Your task → Would you repeat the lines from the one with "Type out the text in this image." through the final line, both included, and nothing else? No pictures belong in the copy.

Recorded information →
----------------

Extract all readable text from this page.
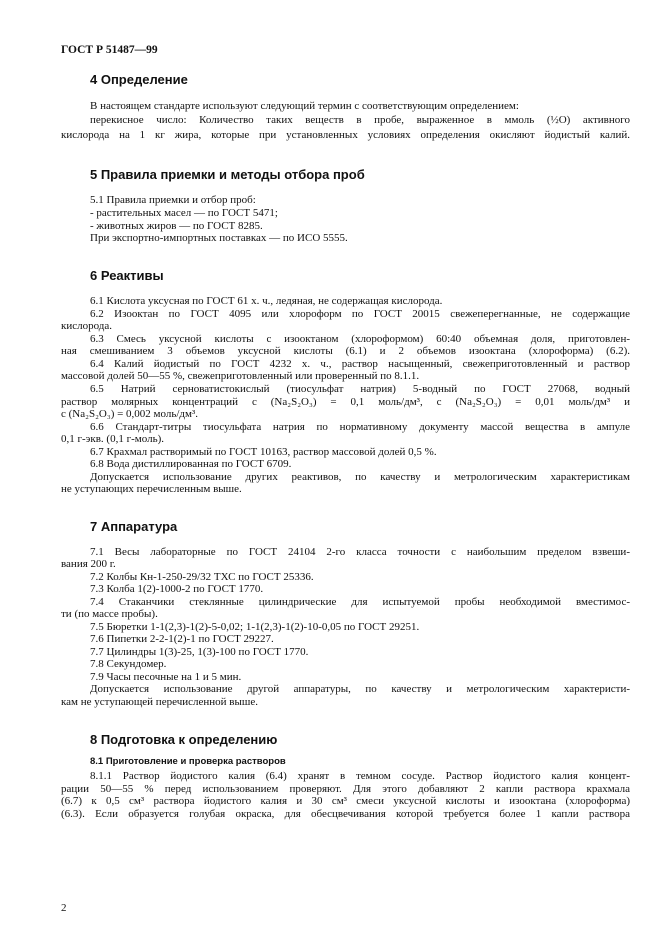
ГОСТ Р 51487—99
4 Определение
В настоящем стандарте используют следующий термин с соответствующим определением:
перекисное число: Количество таких веществ в пробе, выраженное в ммоль (½О) активного
кислорода на 1 кг жира, которые при установленных условиях определения окисляют йодистый калий.
5 Правила приемки и методы отбора проб
5.1 Правила приемки и отбор проб:
- растительных масел — по ГОСТ 5471;
- животных жиров — по ГОСТ 8285.
При экспортно-импортных поставках — по ИСО 5555.
6 Реактивы
6.1 Кислота уксусная по ГОСТ 61 х. ч., ледяная, не содержащая кислорода.
6.2 Изооктан по ГОСТ 4095 или хлороформ по ГОСТ 20015 свежеперегнанные, не содержащие
кислорода.
6.3 Смесь уксусной кислоты с изооктаном (хлороформом) 60:40 объемная доля, приготовлен-
ная смешиванием 3 объемов уксусной кислоты (6.1) и 2 объемов изооктана (хлороформа) (6.2).
6.4 Калий йодистый по ГОСТ 4232 х. ч., раствор насыщенный, свежеприготовленный и раствор
массовой долей 50—55 %, свежеприготовленный или проверенный по 8.1.1.
6.5 Натрий серноватистокислый (тиосульфат натрия) 5-водный по ГОСТ 27068, водный
раствор молярных концентраций c (Na₂S₂O₃) = 0,1 моль/дм³, c (Na₂S₂O₃) = 0,01 моль/дм³ и
c (Na₂S₂O₃) = 0,002 моль/дм³.
6.6 Стандарт-титры тиосульфата натрия по нормативному документу массой вещества в ампуле
0,1 г-экв. (0,1 г-моль).
6.7 Крахмал растворимый по ГОСТ 10163, раствор массовой долей 0,5 %.
6.8 Вода дистиллированная по ГОСТ 6709.
Допускается использование других реактивов, по качеству и метрологическим характеристикам
не уступающих перечисленным выше.
7 Аппаратура
7.1 Весы лабораторные по ГОСТ 24104 2-го класса точности с наибольшим пределом взвеши-
вания 200 г.
7.2 Колбы Кн-1-250-29/32 ТХС по ГОСТ 25336.
7.3 Колба 1(2)-1000-2 по ГОСТ 1770.
7.4 Стаканчики стеклянные цилиндрические для испытуемой пробы необходимой вместимос-
ти (по массе пробы).
7.5 Бюретки 1-1(2,3)-1(2)-5-0,02; 1-1(2,3)-1(2)-10-0,05 по ГОСТ 29251.
7.6 Пипетки 2-2-1(2)-1 по ГОСТ 29227.
7.7 Цилиндры 1(3)-25, 1(3)-100 по ГОСТ 1770.
7.8 Секундомер.
7.9 Часы песочные на 1 и 5 мин.
Допускается использование другой аппаратуры, по качеству и метрологическим характеристи-
кам не уступающей перечисленной выше.
8 Подготовка к определению
8.1 Приготовление и проверка растворов
8.1.1 Раствор йодистого калия (6.4) хранят в темном сосуде. Раствор йодистого калия концент-
рации 50—55 % перед использованием проверяют. Для этого добавляют 2 капли раствора крахмала
(6.7) к 0,5 см³ раствора йодистого калия и 30 см³ смеси уксусной кислоты и изооктана (хлороформа)
(6.3). Если образуется голубая окраска, для обесцвечивания которой требуется более 1 капли раствора
2
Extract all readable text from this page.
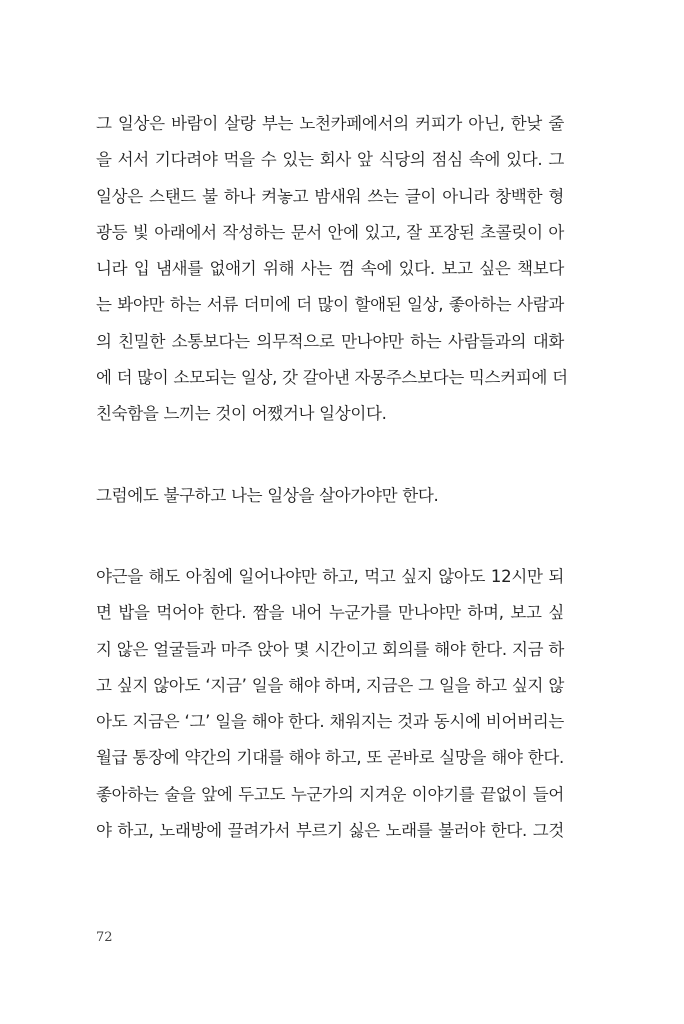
그 일상은 바람이 살랑 부는 노천카페에서의 커피가 아닌, 한낮 줄
을 서서 기다려야 먹을 수 있는 회사 앞 식당의 점심 속에 있다. 그
일상은 스탠드 불 하나 켜놓고 밤새워 쓰는 글이 아니라 창백한 형
광등 빛 아래에서 작성하는 문서 안에 있고, 잘 포장된 초콜릿이 아
니라 입 냄새를 없애기 위해 사는 껌 속에 있다. 보고 싶은 책보다
는 봐야만 하는 서류 더미에 더 많이 할애된 일상, 좋아하는 사람과
의 친밀한 소통보다는 의무적으로 만나야만 하는 사람들과의 대화
에 더 많이 소모되는 일상, 갓 갈아낸 자몽주스보다는 믹스커피에 더
친숙함을 느끼는 것이 어쨌거나 일상이다.
그럼에도 불구하고 나는 일상을 살아가야만 한다.
야근을 해도 아침에 일어나야만 하고, 먹고 싶지 않아도 12시만 되
면 밥을 먹어야 한다. 짬을 내어 누군가를 만나야만 하며, 보고 싶
지 않은 얼굴들과 마주 앉아 몇 시간이고 회의를 해야 한다. 지금 하
고 싶지 않아도 ‘지금’ 일을 해야 하며, 지금은 그 일을 하고 싶지 않
아도 지금은 ‘그’ 일을 해야 한다. 채워지는 것과 동시에 비어버리는
월급 통장에 약간의 기대를 해야 하고, 또 곧바로 실망을 해야 한다.
좋아하는 술을 앞에 두고도 누군가의 지겨운 이야기를 끝없이 들어
야 하고, 노래방에 끌려가서 부르기 싫은 노래를 불러야 한다. 그것
72
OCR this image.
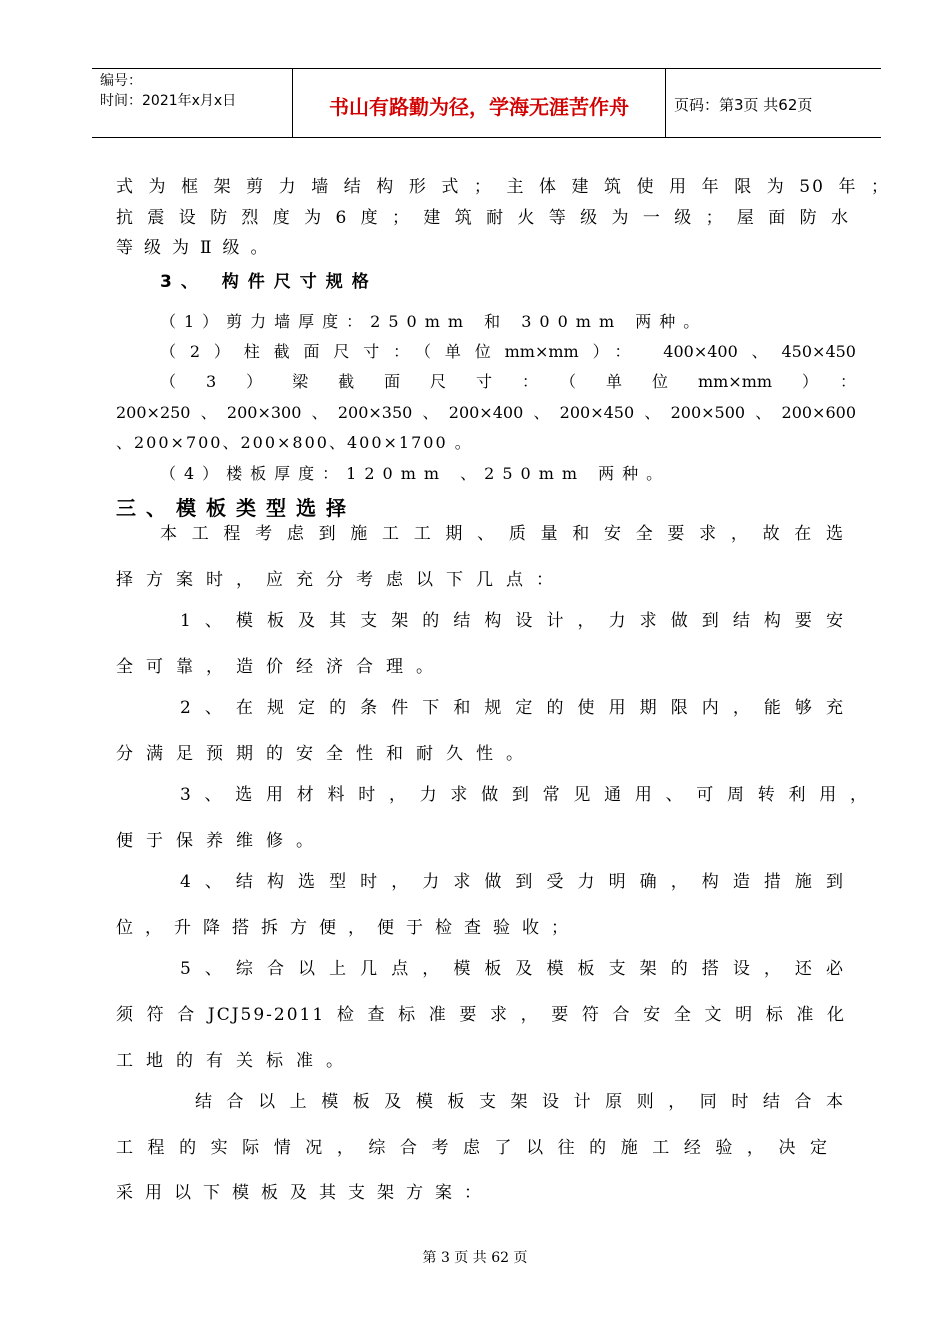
编号：
时间：2021年x月x日	书山有路勤为径，学海无涯苦作舟	页码：第3页 共62页
式为框架剪力墙结构形式；主体建筑使用年限为50年；
抗震设防烈度为6度；建筑耐火等级为一级；屋面防水
等级为Ⅱ级。
3、 构件尺寸规格
（1）剪力墙厚度：250mm 和 300mm 两种。
（2）柱截面尺寸：（单位mm×mm）： 400×400、450×450
（3）梁截面尺寸：（单位mm×mm）：
200×250、200×300、200×350、200×400、200×450、200×500、200×600
、200×700、200×800、400×1700 。
（4）楼板厚度：120mm 、250mm 两种。
三、模板类型选择
本工程考虑到施工工期、质量和安全要求，故在选
择方案时，应充分考虑以下几点：
1、模板及其支架的结构设计，力求做到结构要安
全可靠，造价经济合理。
2、在规定的条件下和规定的使用期限内，能够充
分满足预期的安全性和耐久性。
3、选用材料时，力求做到常见通用、可周转利用，
便于保养维修。
4、结构选型时，力求做到受力明确，构造措施到
位，升降搭拆方便，便于检查验收；
5、综合以上几点，模板及模板支架的搭设，还必
须符合JCJ59-2011检查标准要求，要符合安全文明标准化
工地的有关标准。
结合以上模板及模板支架设计原则，同时结合本
工程的实际情况，综合考虑了以往的施工经验，决定
采用以下模板及其支架方案：
第 3 页 共 62 页
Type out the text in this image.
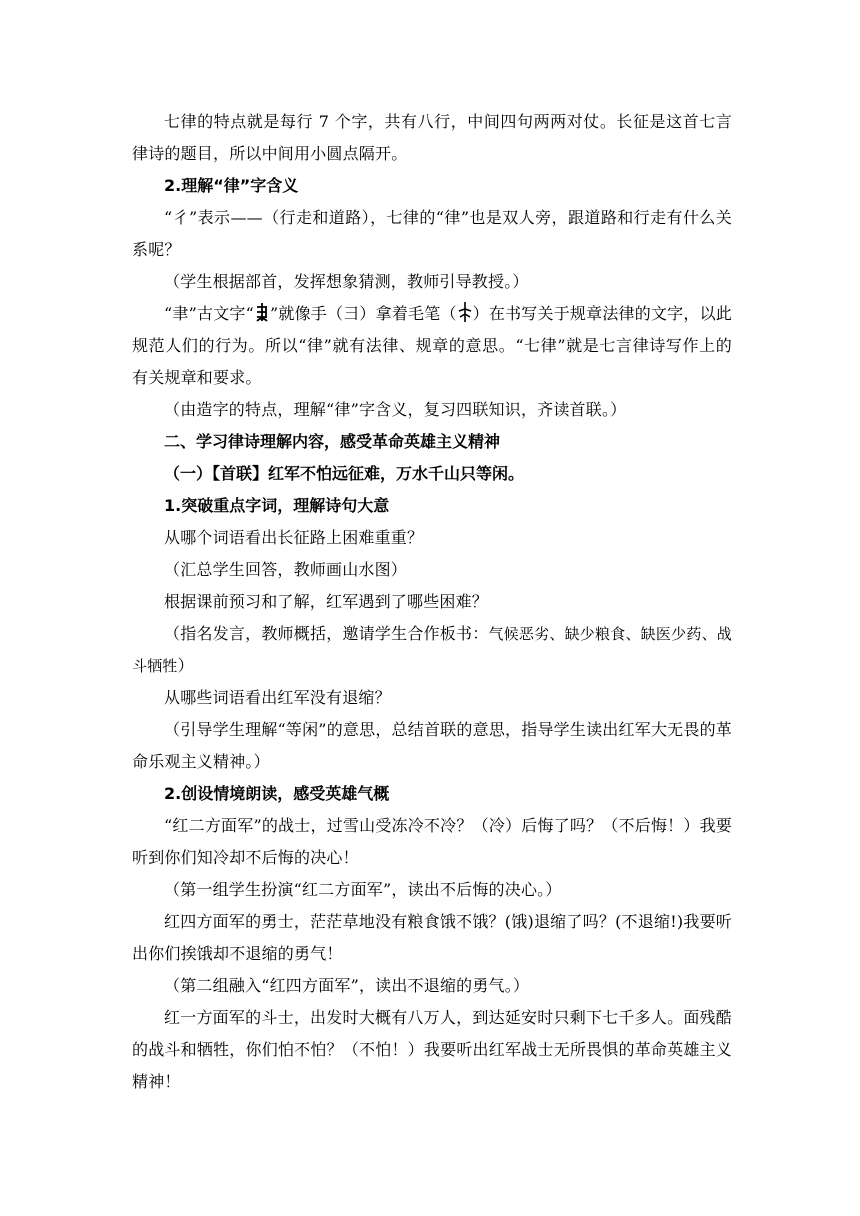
七律的特点就是每行 7 个字，共有八行，中间四句两两对仗。长征是这首七言律诗的题目，所以中间用小圆点隔开。

2.理解“律”字含义

“彳”表示——（行走和道路），七律的“律”也是双人旁，跟道路和行走有什么关系呢？

（学生根据部首，发挥想象猜测，教师引导教授。）

“聿”古文字“ ”就像手（彐）拿着毛笔（ ）在书写关于规章法律的文字，以此规范人们的行为。所以“律”就有法律、规章的意思。“七律”就是七言律诗写作上的有关规章和要求。

（由造字的特点，理解“律”字含义，复习四联知识，齐读首联。）

二、学习律诗理解内容，感受革命英雄主义精神

（一）【首联】红军不怕远征难，万水千山只等闲。

1.突破重点字词，理解诗句大意

从哪个词语看出长征路上困难重重？

（汇总学生回答，教师画山水图）

根据课前预习和了解，红军遇到了哪些困难？

（指名发言，教师概括，邀请学生合作板书：气候恶劣、缺少粮食、缺医少药、战斗牺牲）

从哪些词语看出红军没有退缩？

（引导学生理解“等闲”的意思，总结首联的意思，指导学生读出红军大无畏的革命乐观主义精神。）

2.创设情境朗读，感受英雄气概

“红二方面军”的战士，过雪山受冻冷不冷？（冷）后悔了吗？（不后悔！）我要听到你们知冷却不后悔的决心！

（第一组学生扮演“红二方面军”，读出不后悔的决心。）

红四方面军的勇士，茫茫草地没有粮食饿不饿？(饿)退缩了吗？(不退缩!)我要听出你们挨饿却不退缩的勇气！

（第二组融入“红四方面军”，读出不退缩的勇气。）

红一方面军的斗士，出发时大概有八万人，到达延安时只剩下七千多人。面残酷的战斗和牺牲，你们怕不怕？（不怕！）我要听出红军战士无所畏惧的革命英雄主义精神！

----------------

Exercise solution →
Type out the text in this image.
七律的特点就是每行 7 个字，共有八行，中间四句两两对仗。长征是这首七言律诗的题目，所以中间用小圆点隔开。

2.理解“律”字含义

“彳”表示——（行走和道路），七律的“律”也是双人旁，跟道路和行走有什么关系呢？

（学生根据部首，发挥想象猜测，教师引导教授。）

“聿”古文字“ ”就像手（彐）拿着毛笔（ ）在书写关于规章法律的文字，以此规范人们的行为。所以“律”就有法律、规章的意思。“七律”就是七言律诗写作上的有关规章和要求。

（由造字的特点，理解“律”字含义，复习四联知识，齐读首联。）

二、学习律诗理解内容，感受革命英雄主义精神

（一）【首联】红军不怕远征难，万水千山只等闲。

1.突破重点字词，理解诗句大意

从哪个词语看出长征路上困难重重？

（汇总学生回答，教师画山水图）

根据课前预习和了解，红军遇到了哪些困难？

（指名发言，教师概括，邀请学生合作板书：气候恶劣、缺少粮食、缺医少药、战斗牺牲）

从哪些词语看出红军没有退缩？

（引导学生理解“等闲”的意思，总结首联的意思，指导学生读出红军大无畏的革命乐观主义精神。）

2.创设情境朗读，感受英雄气概

“红二方面军”的战士，过雪山受冻冷不冷？（冷）后悔了吗？（不后悔！）我要听到你们知冷却不后悔的决心！

（第一组学生扮演“红二方面军”，读出不后悔的决心。）

红四方面军的勇士，茫茫草地没有粮食饿不饿？(饿)退缩了吗？(不退缩!)我要听出你们挨饿却不退缩的勇气！

（第二组融入“红四方面军”，读出不退缩的勇气。）

红一方面军的斗士，出发时大概有八万人，到达延安时只剩下七千多人。面残酷的战斗和牺牲，你们怕不怕？（不怕！）我要听出红军战士无所畏惧的革命英雄主义精神！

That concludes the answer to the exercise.